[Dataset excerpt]

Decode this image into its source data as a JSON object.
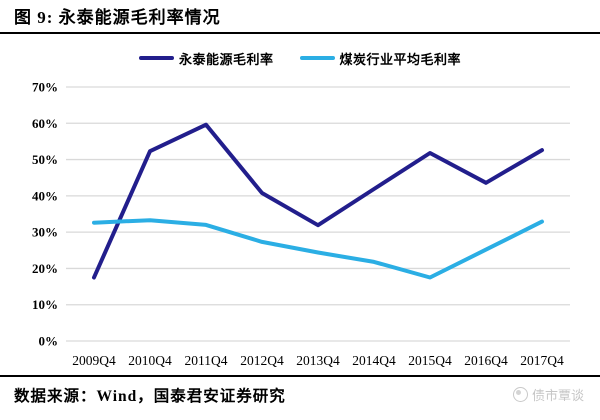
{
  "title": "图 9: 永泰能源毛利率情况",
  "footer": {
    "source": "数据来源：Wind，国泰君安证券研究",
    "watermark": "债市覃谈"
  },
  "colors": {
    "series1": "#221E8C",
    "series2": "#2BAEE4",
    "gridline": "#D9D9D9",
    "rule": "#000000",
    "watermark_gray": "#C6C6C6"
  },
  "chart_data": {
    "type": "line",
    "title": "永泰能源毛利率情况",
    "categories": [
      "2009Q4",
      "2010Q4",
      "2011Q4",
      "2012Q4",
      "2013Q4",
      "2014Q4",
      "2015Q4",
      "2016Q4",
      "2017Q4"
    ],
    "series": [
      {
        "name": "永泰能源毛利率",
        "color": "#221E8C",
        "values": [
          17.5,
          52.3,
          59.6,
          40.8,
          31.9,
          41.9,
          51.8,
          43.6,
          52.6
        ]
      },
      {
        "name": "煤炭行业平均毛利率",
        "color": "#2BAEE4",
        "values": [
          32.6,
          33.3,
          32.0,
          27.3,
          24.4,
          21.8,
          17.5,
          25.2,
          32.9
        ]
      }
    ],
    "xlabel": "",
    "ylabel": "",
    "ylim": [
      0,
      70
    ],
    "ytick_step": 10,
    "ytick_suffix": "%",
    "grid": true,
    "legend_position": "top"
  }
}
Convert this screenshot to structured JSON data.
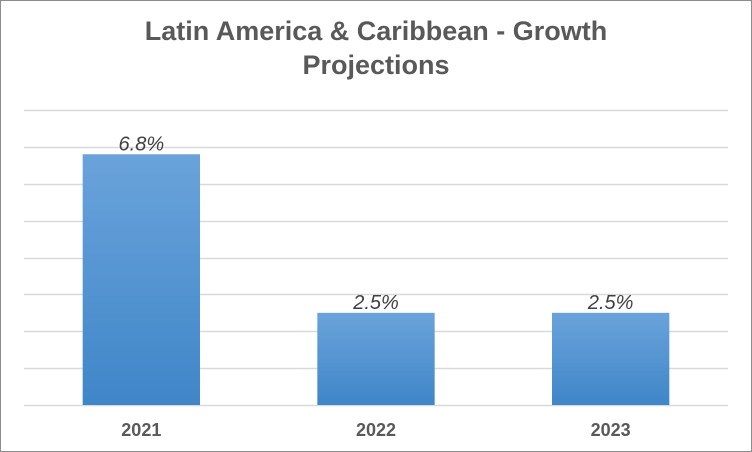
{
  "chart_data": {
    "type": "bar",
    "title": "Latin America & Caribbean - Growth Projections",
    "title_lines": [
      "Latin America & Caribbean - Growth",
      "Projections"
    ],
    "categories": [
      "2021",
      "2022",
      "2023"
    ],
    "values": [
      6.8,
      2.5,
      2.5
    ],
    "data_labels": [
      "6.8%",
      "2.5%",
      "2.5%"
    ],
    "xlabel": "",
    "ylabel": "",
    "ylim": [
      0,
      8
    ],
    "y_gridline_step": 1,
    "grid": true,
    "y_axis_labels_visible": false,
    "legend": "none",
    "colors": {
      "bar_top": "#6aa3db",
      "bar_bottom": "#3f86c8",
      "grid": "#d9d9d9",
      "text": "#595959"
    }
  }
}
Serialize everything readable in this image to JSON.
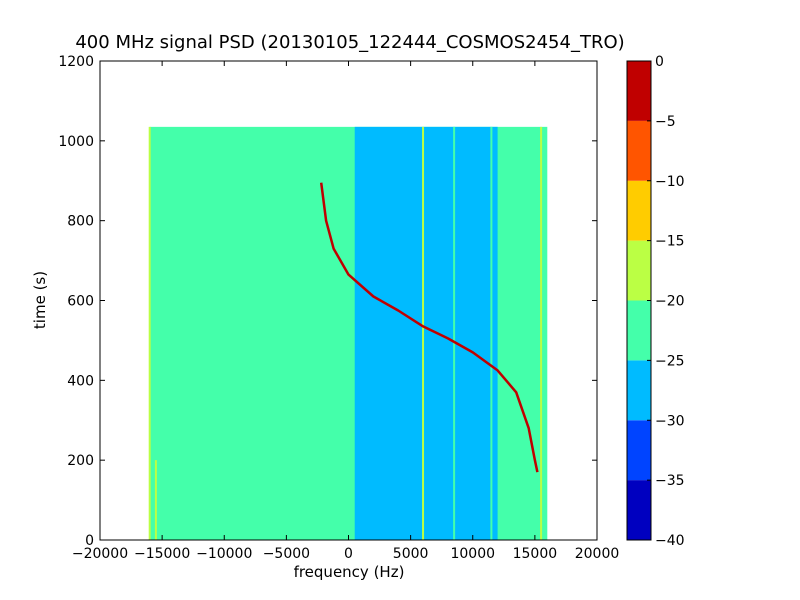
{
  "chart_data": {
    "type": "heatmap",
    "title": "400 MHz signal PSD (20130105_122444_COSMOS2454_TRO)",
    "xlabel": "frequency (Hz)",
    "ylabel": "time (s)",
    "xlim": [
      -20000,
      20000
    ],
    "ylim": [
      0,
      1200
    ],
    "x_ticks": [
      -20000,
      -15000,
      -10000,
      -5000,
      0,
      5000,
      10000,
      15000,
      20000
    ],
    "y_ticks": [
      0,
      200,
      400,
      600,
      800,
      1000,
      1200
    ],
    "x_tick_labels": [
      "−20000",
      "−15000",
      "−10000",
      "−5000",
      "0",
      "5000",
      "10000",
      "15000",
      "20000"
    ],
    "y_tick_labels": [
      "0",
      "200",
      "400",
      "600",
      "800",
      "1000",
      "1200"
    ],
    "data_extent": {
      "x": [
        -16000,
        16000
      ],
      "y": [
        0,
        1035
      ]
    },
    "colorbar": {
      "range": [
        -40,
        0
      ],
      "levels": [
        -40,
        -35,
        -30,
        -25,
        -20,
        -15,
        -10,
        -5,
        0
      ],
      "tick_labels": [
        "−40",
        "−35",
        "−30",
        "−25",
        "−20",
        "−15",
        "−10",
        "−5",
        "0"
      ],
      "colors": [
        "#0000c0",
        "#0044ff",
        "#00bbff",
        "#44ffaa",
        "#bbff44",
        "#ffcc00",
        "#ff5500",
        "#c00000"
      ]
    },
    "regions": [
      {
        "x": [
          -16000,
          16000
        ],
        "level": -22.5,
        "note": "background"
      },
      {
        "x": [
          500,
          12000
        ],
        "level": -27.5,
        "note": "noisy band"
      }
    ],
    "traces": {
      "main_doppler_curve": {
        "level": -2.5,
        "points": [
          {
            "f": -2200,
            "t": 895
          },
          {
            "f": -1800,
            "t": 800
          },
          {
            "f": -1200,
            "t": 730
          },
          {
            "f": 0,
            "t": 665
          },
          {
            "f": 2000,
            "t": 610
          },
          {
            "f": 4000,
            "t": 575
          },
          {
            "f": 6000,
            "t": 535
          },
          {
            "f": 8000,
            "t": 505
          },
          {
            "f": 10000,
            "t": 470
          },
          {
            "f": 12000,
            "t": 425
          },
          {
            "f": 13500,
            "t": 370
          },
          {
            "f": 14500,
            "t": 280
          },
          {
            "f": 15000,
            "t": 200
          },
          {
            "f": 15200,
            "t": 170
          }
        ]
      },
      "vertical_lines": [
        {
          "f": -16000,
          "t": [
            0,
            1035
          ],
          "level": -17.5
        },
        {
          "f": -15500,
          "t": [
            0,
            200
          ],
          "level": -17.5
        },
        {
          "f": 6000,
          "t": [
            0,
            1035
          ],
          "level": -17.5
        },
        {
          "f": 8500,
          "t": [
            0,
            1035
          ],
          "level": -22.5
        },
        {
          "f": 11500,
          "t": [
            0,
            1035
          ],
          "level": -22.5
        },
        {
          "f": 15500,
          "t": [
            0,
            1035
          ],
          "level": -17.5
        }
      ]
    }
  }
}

> _Your instructions_
Can the entries above be repeated exactly, without their pictures?

> _In response_
Decode this image into its source data as a JSON object.
{
  "title": "图 9: 永泰能源毛利率情况",
  "footer": {
    "source": "数据来源：Wind，国泰君安证券研究",
    "watermark": "债市覃谈"
  },
  "colors": {
    "series1": "#221E8C",
    "series2": "#2BAEE4",
    "gridline": "#D9D9D9",
    "rule": "#000000",
    "watermark_gray": "#C6C6C6"
  },
  "chart_data": {
    "type": "line",
    "title": "永泰能源毛利率情况",
    "categories": [
      "2009Q4",
      "2010Q4",
      "2011Q4",
      "2012Q4",
      "2013Q4",
      "2014Q4",
      "2015Q4",
      "2016Q4",
      "2017Q4"
    ],
    "series": [
      {
        "name": "永泰能源毛利率",
        "color": "#221E8C",
        "values": [
          17.5,
          52.3,
          59.6,
          40.8,
          31.9,
          41.9,
          51.8,
          43.6,
          52.6
        ]
      },
      {
        "name": "煤炭行业平均毛利率",
        "color": "#2BAEE4",
        "values": [
          32.6,
          33.3,
          32.0,
          27.3,
          24.4,
          21.8,
          17.5,
          25.2,
          32.9
        ]
      }
    ],
    "xlabel": "",
    "ylabel": "",
    "ylim": [
      0,
      70
    ],
    "ytick_step": 10,
    "ytick_suffix": "%",
    "grid": true,
    "legend_position": "top"
  }
}
Convert this screenshot to structured JSON data.
{
  "chart_data": {
    "type": "bar",
    "title": "Latin America & Caribbean - Growth Projections",
    "title_lines": [
      "Latin America & Caribbean - Growth",
      "Projections"
    ],
    "categories": [
      "2021",
      "2022",
      "2023"
    ],
    "values": [
      6.8,
      2.5,
      2.5
    ],
    "data_labels": [
      "6.8%",
      "2.5%",
      "2.5%"
    ],
    "xlabel": "",
    "ylabel": "",
    "ylim": [
      0,
      8
    ],
    "y_gridline_step": 1,
    "grid": true,
    "y_axis_labels_visible": false,
    "legend": "none",
    "colors": {
      "bar_top": "#6aa3db",
      "bar_bottom": "#3f86c8",
      "grid": "#d9d9d9",
      "text": "#595959"
    }
  }
}
Serialize everything readable in this image to JSON.
{
  "chart_data": {
    "type": "heatmap",
    "title": "400 MHz signal PSD (20130105_122444_COSMOS2454_TRO)",
    "xlabel": "frequency (Hz)",
    "ylabel": "time (s)",
    "xlim": [
      -20000,
      20000
    ],
    "ylim": [
      0,
      1200
    ],
    "x_ticks": [
      -20000,
      -15000,
      -10000,
      -5000,
      0,
      5000,
      10000,
      15000,
      20000
    ],
    "y_ticks": [
      0,
      200,
      400,
      600,
      800,
      1000,
      1200
    ],
    "x_tick_labels": [
      "−20000",
      "−15000",
      "−10000",
      "−5000",
      "0",
      "5000",
      "10000",
      "15000",
      "20000"
    ],
    "y_tick_labels": [
      "0",
      "200",
      "400",
      "600",
      "800",
      "1000",
      "1200"
    ],
    "data_extent": {
      "x": [
        -16000,
        16000
      ],
      "y": [
        0,
        1035
      ]
    },
    "colorbar": {
      "range": [
        -40,
        0
      ],
      "levels": [
        -40,
        -35,
        -30,
        -25,
        -20,
        -15,
        -10,
        -5,
        0
      ],
      "tick_labels": [
        "−40",
        "−35",
        "−30",
        "−25",
        "−20",
        "−15",
        "−10",
        "−5",
        "0"
      ],
      "colors": [
        "#0000c0",
        "#0044ff",
        "#00bbff",
        "#44ffaa",
        "#bbff44",
        "#ffcc00",
        "#ff5500",
        "#c00000"
      ]
    },
    "regions": [
      {
        "x": [
          -16000,
          16000
        ],
        "level": -22.5,
        "note": "background"
      },
      {
        "x": [
          500,
          12000
        ],
        "level": -27.5,
        "note": "noisy band"
      }
    ],
    "traces": {
      "main_doppler_curve": {
        "level": -2.5,
        "points": [
          {
            "f": -2200,
            "t": 895
          },
          {
            "f": -1800,
            "t": 800
          },
          {
            "f": -1200,
            "t": 730
          },
          {
            "f": 0,
            "t": 665
          },
          {
            "f": 2000,
            "t": 610
          },
          {
            "f": 4000,
            "t": 575
          },
          {
            "f": 6000,
            "t": 535
          },
          {
            "f": 8000,
            "t": 505
          },
          {
            "f": 10000,
            "t": 470
          },
          {
            "f": 12000,
            "t": 425
          },
          {
            "f": 13500,
            "t": 370
          },
          {
            "f": 14500,
            "t": 280
          },
          {
            "f": 15000,
            "t": 200
          },
          {
            "f": 15200,
            "t": 170
          }
        ]
      },
      "vertical_lines": [
        {
          "f": -16000,
          "t": [
            0,
            1035
          ],
          "level": -17.5
        },
        {
          "f": -15500,
          "t": [
            0,
            200
          ],
          "level": -17.5
        },
        {
          "f": 6000,
          "t": [
            0,
            1035
          ],
          "level": -17.5
        },
        {
          "f": 8500,
          "t": [
            0,
            1035
          ],
          "level": -22.5
        },
        {
          "f": 11500,
          "t": [
            0,
            1035
          ],
          "level": -22.5
        },
        {
          "f": 15500,
          "t": [
            0,
            1035
          ],
          "level": -17.5
        }
      ]
    }
  }
}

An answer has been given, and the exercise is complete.